◆ **REQUIRED WORK**:
Write out the material exactly. Do not include the pictures.

+++ DATASET RECORDS

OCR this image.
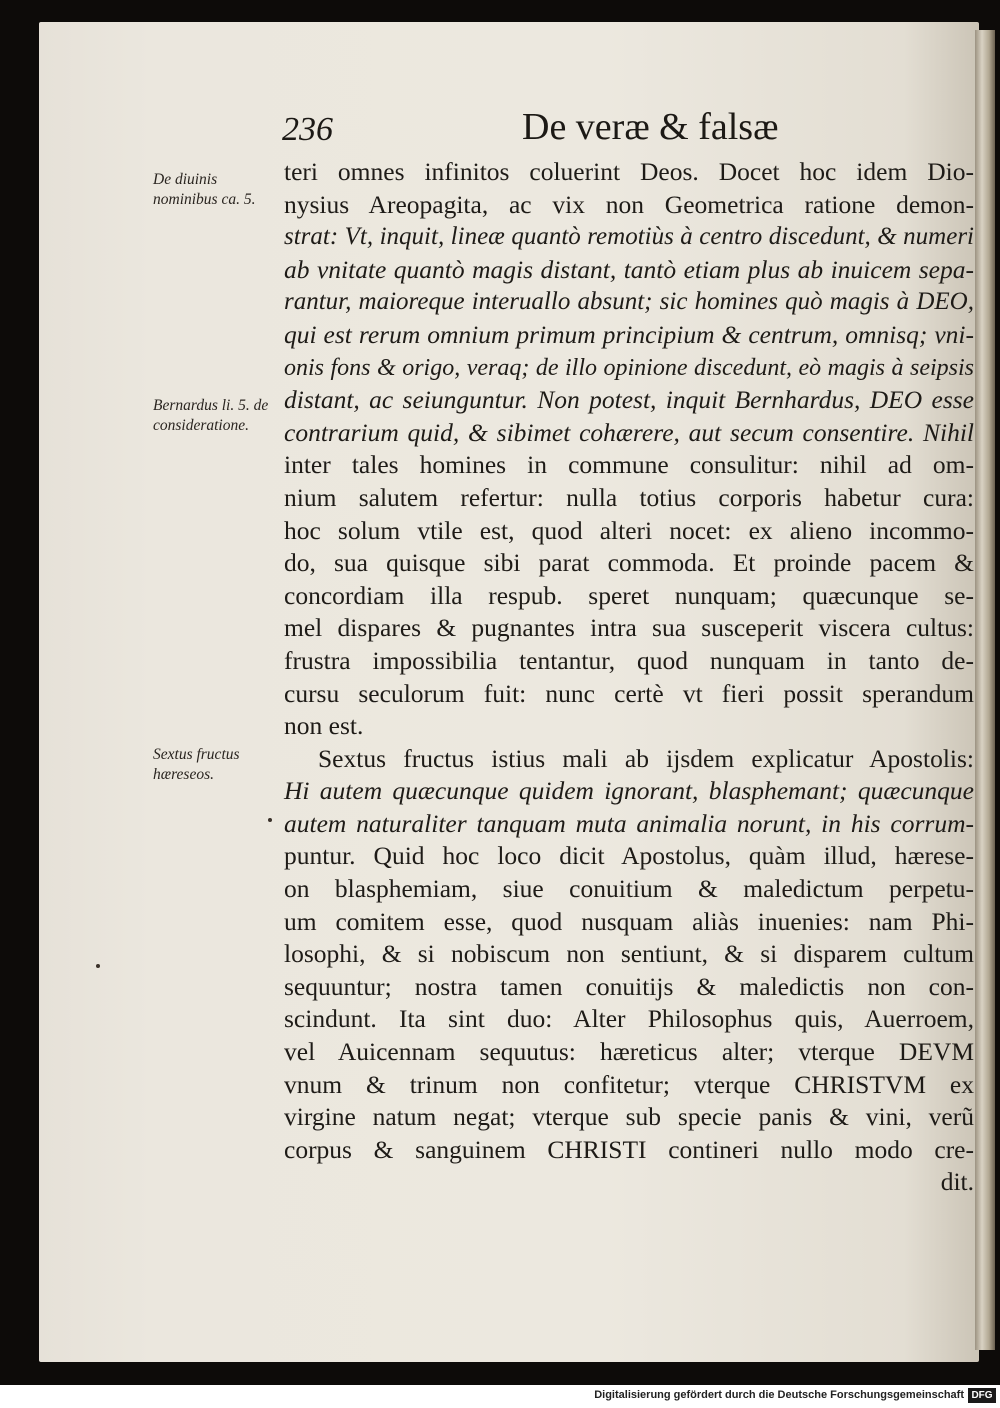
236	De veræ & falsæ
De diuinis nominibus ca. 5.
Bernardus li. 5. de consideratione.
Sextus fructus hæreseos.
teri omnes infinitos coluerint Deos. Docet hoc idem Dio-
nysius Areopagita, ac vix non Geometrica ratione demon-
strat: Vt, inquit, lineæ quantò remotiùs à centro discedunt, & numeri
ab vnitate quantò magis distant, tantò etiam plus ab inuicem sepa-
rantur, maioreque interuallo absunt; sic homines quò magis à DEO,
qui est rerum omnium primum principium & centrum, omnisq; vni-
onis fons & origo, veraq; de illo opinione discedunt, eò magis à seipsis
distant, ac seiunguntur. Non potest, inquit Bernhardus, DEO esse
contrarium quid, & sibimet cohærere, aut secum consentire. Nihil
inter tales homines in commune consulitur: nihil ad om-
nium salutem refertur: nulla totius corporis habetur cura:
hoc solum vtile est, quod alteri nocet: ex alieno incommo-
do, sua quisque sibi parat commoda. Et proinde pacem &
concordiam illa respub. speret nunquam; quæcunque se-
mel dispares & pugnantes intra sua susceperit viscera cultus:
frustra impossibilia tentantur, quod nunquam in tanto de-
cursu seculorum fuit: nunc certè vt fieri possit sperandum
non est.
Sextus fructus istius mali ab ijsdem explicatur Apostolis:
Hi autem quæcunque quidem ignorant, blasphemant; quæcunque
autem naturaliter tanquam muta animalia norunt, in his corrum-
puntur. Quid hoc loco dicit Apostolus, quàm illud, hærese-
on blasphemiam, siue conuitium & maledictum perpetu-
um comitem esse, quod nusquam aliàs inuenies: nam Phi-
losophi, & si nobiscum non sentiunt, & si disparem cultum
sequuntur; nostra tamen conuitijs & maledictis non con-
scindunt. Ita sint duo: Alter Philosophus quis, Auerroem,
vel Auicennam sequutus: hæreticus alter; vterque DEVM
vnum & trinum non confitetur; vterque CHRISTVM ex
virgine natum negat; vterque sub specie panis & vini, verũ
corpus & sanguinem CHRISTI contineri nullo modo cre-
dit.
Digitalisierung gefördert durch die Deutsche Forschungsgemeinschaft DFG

++++++

◆ **FULL RESPONSE**:
OCR this image.
236	De veræ & falsæ
De diuinis nominibus ca. 5.
Bernardus li. 5. de consideratione.
Sextus fructus hæreseos.
teri omnes infinitos coluerint Deos. Docet hoc idem Dio-
nysius Areopagita, ac vix non Geometrica ratione demon-
strat: Vt, inquit, lineæ quantò remotiùs à centro discedunt, & numeri
ab vnitate quantò magis distant, tantò etiam plus ab inuicem sepa-
rantur, maioreque interuallo absunt; sic homines quò magis à DEO,
qui est rerum omnium primum principium & centrum, omnisq; vni-
onis fons & origo, veraq; de illo opinione discedunt, eò magis à seipsis
distant, ac seiunguntur. Non potest, inquit Bernhardus, DEO esse
contrarium quid, & sibimet cohærere, aut secum consentire. Nihil
inter tales homines in commune consulitur: nihil ad om-
nium salutem refertur: nulla totius corporis habetur cura:
hoc solum vtile est, quod alteri nocet: ex alieno incommo-
do, sua quisque sibi parat commoda. Et proinde pacem &
concordiam illa respub. speret nunquam; quæcunque se-
mel dispares & pugnantes intra sua susceperit viscera cultus:
frustra impossibilia tentantur, quod nunquam in tanto de-
cursu seculorum fuit: nunc certè vt fieri possit sperandum
non est.
Sextus fructus istius mali ab ijsdem explicatur Apostolis:
Hi autem quæcunque quidem ignorant, blasphemant; quæcunque
autem naturaliter tanquam muta animalia norunt, in his corrum-
puntur. Quid hoc loco dicit Apostolus, quàm illud, hærese-
on blasphemiam, siue conuitium & maledictum perpetu-
um comitem esse, quod nusquam aliàs inuenies: nam Phi-
losophi, & si nobiscum non sentiunt, & si disparem cultum
sequuntur; nostra tamen conuitijs & maledictis non con-
scindunt. Ita sint duo: Alter Philosophus quis, Auerroem,
vel Auicennam sequutus: hæreticus alter; vterque DEVM
vnum & trinum non confitetur; vterque CHRISTVM ex
virgine natum negat; vterque sub specie panis & vini, verũ
corpus & sanguinem CHRISTI contineri nullo modo cre-
dit.
Digitalisierung gefördert durch die Deutsche Forschungsgemeinschaft DFG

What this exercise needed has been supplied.